◆ EXERCISE OBJECTIVE
Extract every line that includes the string "Flows".

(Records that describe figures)
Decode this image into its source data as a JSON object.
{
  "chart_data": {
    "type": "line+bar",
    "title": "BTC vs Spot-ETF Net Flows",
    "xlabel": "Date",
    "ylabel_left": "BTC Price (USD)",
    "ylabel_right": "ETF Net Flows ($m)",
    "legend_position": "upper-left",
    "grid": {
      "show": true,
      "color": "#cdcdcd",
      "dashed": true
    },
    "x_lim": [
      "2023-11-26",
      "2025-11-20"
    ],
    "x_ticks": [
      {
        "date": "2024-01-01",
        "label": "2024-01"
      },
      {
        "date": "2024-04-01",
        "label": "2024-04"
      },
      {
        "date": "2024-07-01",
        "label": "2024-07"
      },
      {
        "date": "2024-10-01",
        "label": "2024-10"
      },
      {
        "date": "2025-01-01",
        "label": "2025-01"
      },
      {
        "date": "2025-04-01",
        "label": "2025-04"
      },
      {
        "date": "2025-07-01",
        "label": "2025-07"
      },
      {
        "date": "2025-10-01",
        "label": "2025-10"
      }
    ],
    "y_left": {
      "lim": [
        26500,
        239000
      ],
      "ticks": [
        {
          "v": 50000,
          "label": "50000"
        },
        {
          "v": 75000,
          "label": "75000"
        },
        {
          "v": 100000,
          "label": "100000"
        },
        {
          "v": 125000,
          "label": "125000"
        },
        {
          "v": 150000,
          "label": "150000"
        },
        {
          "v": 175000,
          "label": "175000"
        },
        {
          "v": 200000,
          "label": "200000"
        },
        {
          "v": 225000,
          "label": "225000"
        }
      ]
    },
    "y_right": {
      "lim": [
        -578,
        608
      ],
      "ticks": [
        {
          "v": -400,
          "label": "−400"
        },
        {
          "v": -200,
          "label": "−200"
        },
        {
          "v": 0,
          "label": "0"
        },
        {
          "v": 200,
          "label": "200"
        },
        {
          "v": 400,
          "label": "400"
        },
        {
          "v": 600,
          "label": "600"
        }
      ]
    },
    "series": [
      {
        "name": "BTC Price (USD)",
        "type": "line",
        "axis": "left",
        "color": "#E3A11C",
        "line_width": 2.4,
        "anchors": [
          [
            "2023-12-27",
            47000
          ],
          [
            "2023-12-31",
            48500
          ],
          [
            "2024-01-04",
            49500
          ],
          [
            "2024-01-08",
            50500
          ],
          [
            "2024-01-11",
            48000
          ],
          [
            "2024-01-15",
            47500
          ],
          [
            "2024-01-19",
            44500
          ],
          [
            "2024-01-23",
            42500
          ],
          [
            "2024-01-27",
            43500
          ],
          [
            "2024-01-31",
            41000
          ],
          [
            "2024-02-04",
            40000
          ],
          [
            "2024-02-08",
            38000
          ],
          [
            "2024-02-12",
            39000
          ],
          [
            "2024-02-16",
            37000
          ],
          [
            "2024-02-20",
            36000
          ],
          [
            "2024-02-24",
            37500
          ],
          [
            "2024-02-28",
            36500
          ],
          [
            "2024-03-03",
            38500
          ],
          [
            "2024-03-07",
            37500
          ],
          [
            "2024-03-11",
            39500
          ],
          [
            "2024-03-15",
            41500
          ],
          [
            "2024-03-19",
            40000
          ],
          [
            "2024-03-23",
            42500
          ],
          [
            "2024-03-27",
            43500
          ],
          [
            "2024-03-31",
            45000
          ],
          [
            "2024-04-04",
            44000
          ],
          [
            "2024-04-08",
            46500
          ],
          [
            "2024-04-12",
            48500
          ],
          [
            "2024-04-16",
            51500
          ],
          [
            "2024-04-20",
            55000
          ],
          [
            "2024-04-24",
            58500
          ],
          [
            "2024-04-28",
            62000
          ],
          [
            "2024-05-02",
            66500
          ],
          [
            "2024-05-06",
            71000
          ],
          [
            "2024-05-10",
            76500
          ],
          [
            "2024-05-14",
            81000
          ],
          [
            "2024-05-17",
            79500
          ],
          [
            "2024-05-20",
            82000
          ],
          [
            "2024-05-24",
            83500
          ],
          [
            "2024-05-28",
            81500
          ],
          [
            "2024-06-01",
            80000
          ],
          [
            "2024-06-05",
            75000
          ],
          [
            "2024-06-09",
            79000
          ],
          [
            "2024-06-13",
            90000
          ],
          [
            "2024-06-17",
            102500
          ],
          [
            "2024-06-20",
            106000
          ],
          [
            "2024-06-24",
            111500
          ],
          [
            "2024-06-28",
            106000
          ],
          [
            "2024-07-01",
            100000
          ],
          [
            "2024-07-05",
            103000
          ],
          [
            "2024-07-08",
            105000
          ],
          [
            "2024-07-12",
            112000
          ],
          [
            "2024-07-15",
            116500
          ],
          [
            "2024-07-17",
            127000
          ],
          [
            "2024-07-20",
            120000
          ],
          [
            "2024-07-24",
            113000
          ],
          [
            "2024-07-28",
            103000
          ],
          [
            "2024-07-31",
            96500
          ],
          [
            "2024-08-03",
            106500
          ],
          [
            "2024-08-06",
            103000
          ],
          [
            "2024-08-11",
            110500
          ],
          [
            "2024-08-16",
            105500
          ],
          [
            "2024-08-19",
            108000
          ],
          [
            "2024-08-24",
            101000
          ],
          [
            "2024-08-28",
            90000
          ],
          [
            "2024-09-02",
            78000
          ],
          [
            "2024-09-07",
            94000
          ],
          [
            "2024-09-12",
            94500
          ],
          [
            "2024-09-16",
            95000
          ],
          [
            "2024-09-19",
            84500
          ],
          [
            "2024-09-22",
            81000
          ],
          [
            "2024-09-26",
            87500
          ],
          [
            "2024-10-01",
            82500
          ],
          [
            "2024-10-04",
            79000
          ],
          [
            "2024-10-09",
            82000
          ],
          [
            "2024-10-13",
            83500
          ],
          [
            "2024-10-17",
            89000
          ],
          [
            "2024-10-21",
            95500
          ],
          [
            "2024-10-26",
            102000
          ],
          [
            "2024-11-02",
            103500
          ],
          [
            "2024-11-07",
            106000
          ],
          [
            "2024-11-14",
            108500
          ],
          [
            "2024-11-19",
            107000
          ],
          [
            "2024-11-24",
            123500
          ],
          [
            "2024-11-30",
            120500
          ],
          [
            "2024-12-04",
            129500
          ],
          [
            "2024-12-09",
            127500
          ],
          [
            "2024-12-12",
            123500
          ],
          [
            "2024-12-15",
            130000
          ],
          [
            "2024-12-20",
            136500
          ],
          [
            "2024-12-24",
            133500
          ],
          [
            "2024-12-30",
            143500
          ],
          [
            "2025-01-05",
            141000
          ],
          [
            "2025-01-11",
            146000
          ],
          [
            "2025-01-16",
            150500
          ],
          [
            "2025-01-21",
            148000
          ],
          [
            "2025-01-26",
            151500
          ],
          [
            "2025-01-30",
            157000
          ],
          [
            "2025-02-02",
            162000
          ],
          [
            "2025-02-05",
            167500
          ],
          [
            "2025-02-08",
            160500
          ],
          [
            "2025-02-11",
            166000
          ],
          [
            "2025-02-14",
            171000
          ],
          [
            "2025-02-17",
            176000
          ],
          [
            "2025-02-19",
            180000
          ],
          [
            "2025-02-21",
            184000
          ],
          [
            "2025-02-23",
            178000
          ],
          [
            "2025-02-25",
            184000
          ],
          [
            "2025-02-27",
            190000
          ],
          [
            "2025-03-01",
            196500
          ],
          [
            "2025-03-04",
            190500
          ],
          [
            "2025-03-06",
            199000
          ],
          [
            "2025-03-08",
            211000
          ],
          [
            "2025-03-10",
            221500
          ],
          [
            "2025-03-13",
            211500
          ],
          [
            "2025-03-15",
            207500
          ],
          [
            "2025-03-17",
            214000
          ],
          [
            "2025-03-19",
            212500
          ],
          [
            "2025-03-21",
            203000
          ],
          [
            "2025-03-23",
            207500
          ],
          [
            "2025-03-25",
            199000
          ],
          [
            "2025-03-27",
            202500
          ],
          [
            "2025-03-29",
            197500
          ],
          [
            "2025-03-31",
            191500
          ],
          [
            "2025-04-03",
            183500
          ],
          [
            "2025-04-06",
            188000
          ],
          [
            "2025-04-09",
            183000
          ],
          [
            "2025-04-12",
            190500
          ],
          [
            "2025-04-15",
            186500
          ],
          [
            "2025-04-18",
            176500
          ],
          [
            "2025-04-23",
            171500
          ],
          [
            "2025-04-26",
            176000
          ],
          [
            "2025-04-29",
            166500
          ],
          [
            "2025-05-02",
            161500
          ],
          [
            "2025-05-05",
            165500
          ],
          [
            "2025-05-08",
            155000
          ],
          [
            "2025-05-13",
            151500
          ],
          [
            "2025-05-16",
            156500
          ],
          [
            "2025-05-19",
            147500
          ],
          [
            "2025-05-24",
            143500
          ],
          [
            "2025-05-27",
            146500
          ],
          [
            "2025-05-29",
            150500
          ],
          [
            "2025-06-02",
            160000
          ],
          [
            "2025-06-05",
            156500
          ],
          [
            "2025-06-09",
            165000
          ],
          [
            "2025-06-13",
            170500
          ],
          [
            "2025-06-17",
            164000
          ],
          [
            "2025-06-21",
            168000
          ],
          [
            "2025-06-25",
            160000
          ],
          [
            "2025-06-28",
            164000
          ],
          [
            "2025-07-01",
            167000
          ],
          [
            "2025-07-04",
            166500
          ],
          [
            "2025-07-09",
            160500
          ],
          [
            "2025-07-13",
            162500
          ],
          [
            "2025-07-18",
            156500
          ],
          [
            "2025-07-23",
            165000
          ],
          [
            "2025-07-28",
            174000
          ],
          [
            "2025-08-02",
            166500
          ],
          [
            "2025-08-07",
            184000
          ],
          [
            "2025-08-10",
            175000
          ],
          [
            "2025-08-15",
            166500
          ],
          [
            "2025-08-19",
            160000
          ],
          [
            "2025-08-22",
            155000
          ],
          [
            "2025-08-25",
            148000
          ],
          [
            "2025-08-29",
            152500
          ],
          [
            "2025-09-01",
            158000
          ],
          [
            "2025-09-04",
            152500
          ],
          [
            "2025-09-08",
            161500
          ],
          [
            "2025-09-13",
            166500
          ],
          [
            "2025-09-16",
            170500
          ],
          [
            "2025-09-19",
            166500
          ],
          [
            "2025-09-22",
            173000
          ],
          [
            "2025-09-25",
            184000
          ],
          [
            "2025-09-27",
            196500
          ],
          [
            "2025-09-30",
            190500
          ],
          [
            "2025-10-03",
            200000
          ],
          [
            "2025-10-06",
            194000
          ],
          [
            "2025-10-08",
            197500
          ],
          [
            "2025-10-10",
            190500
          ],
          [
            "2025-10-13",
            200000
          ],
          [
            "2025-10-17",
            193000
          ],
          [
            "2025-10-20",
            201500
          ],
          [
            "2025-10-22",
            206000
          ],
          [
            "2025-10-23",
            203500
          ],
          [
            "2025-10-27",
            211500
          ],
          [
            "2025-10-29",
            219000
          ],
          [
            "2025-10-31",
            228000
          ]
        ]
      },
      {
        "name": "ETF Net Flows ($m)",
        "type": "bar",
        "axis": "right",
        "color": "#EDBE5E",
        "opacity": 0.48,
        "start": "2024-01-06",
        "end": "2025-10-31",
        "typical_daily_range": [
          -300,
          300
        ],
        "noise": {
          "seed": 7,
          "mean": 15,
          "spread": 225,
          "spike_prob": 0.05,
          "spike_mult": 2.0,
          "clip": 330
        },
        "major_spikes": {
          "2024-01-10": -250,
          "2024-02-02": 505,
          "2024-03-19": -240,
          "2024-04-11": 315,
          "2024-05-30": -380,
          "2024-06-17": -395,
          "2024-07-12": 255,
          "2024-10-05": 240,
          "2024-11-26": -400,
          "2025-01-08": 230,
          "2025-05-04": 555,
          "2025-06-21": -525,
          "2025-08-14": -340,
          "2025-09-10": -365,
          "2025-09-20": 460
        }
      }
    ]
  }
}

◆ FULL RESPONSE
    "title": "BTC vs Spot-ETF Net Flows",
    "ylabel_right": "ETF Net Flows ($m)",
        "name": "ETF Net Flows ($m)",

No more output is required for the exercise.